Fragment =
----
Voert uw persoonlijke mening de boventoon?
„NIEUWE kerk verdeeld over homo-priesters”, luidde de krantekop. Het nieuwsbericht deed vervolgens onthullingen over de ernstige verdeeldheid die in de Anglicaanse Kerk heerst over de kwestie van homoseksuele priesters.
„Er is in de kerk plaats voor homoseksuelen”, beweerde de kerkelijke functionaris die belast is met de werving van geestelijken voor de kerk. Naar zijn mening heeft een homoseksueel die ’eerlijk en verantwoordelijk’ is in zijn relatie met een andere man, er recht op geordineerd te worden.
„Praktizerende homoseksuele geestelijken zijn zondig en moeten hun ambt neerleggen”, luidde de tegengestelde mening van een predikant van de kerk. Hij vond dat geestelijken voorbeeldig dienen te zijn in hun gehele morele gedrag. — The Sunday Times, Londen, 8 november 1987.
Ongetwijfeld was elk van deze mannen ervan overtuigd dat zijn mening de juiste was. Maar dient een persoonlijke mening de laatste autoriteit te zijn in aangelegenheden die van levensbelang zijn? Misschien vindt u van wel en betoogt u dat „iedereen recht heeft op zijn eigen mening”.
Maar beschouw de volgende twee geïnspireerde opmerkingen in de bijbel eens: „Laten wij dus de dingen nastreven die de vrede bevorderen en de dingen die tot opbouw van elkaar dienen.” „Nu vermaan ik u, broeders, . . . dat gij allen in overeenstemming met elkaar spreekt en dat er geen verdeeldheid onder u is, maar dat gij nauw verenigd zijt in dezelfde geest.” — Romeinen 14:19; 1 Korinthiërs 1:10.
----
Wat te doen =
- 1) Waarin moeten geestelijken volgens de predikant in het fragment over de Anglicaanse Kerk voorbeeldig zijn?
- 2) Pak de draad van het fragment over de Anglicaanse Kerk op en schrijf het verder na de twee bijbelcitaten.
----
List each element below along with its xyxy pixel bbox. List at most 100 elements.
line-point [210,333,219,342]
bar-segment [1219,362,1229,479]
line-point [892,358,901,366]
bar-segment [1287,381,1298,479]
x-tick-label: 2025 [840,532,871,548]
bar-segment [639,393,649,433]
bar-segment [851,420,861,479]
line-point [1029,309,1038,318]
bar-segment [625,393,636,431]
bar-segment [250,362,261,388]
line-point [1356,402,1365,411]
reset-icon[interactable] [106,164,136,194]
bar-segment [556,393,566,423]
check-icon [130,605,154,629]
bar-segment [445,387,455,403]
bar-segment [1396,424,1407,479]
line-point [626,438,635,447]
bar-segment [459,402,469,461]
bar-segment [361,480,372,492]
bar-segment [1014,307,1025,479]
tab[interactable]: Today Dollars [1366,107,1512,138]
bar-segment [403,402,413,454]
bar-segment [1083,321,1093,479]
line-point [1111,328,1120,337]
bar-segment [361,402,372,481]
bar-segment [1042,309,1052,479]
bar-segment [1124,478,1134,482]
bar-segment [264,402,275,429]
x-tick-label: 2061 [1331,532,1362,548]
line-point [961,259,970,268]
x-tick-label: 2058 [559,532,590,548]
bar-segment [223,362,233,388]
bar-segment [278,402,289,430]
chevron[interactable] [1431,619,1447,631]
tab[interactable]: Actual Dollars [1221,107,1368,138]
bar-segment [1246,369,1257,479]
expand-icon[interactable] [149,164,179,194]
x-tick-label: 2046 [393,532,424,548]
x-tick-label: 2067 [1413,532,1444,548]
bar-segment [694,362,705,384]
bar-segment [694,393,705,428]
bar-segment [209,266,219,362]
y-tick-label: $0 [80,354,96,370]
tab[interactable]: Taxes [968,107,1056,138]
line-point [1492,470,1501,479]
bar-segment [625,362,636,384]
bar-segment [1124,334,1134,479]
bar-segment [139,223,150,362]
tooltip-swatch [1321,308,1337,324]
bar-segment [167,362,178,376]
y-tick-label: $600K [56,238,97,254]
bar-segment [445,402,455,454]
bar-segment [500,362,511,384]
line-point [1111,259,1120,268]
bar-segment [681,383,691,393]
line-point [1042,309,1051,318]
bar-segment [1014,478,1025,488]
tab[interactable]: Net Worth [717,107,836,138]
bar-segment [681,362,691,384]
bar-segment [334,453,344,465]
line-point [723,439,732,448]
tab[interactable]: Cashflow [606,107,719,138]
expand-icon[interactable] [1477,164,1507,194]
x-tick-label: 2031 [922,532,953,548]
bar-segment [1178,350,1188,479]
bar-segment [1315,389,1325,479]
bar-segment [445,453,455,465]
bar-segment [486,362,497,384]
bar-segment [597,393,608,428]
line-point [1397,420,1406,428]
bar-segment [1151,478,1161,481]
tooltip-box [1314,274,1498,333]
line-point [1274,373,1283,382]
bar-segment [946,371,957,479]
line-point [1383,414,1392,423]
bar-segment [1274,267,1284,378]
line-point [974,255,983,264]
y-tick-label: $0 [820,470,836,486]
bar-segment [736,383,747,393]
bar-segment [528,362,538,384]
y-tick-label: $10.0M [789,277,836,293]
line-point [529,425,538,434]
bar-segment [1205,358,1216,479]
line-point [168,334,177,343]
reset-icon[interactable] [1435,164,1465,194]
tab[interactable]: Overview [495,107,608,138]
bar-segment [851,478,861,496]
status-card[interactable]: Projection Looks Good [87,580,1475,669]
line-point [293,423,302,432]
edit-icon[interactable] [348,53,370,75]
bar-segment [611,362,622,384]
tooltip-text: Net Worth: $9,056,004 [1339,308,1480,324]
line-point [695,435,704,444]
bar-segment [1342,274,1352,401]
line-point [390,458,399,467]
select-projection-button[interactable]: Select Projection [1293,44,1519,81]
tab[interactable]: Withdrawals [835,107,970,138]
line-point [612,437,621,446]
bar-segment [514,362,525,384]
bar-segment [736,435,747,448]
----
Uitkomsten =
- 1) In hun gehele morele gedrag.

- 2)
Dus wat te doen indien het u, als christen, moeilijk zou vallen het in een belangrijke kwestie eens te zijn met de christelijke gemeente? Hoe zou u in zo’n geval handelen opdat de zo uitermate belangrijke vrede en eenheid van de gemeente bewaard blijft? — Matthéüs 5:9; 1 Petrus 3:11.
Beschouw eens een situatie die in de eerste-eeuwse christelijke gemeente ontstond toen sommigen hun persoonlijke mening superieur achtten. Zie waartoe dit uiteindelijk leidde en vraag u af: ’Wat zou ik gedaan hebben als ik daar was geweest?’
Vragen over de besnijdenis
In 36 G.T. werden er voor het eerst onbesneden heidenen in de christelijke gemeente aanvaard. Ofschoon God de apostel Petrus op dit ingrijpende gebeuren had voorbereid, stonden Petrus en degenen die bij hem waren verbaasd toen zij zagen dat er heilige geest op onbesnedenen werd uitgestort (Handelingen 10:1-16, 34-48). Veel andere joodse christenen vonden dit moeilijk te aanvaarden. Sommige joodse christenen, „voorstanders van de besnijdenis”, hadden zelfs kritiek op Petrus omdat hij met onbesnedenen omging. — Handelingen 11:2, 3.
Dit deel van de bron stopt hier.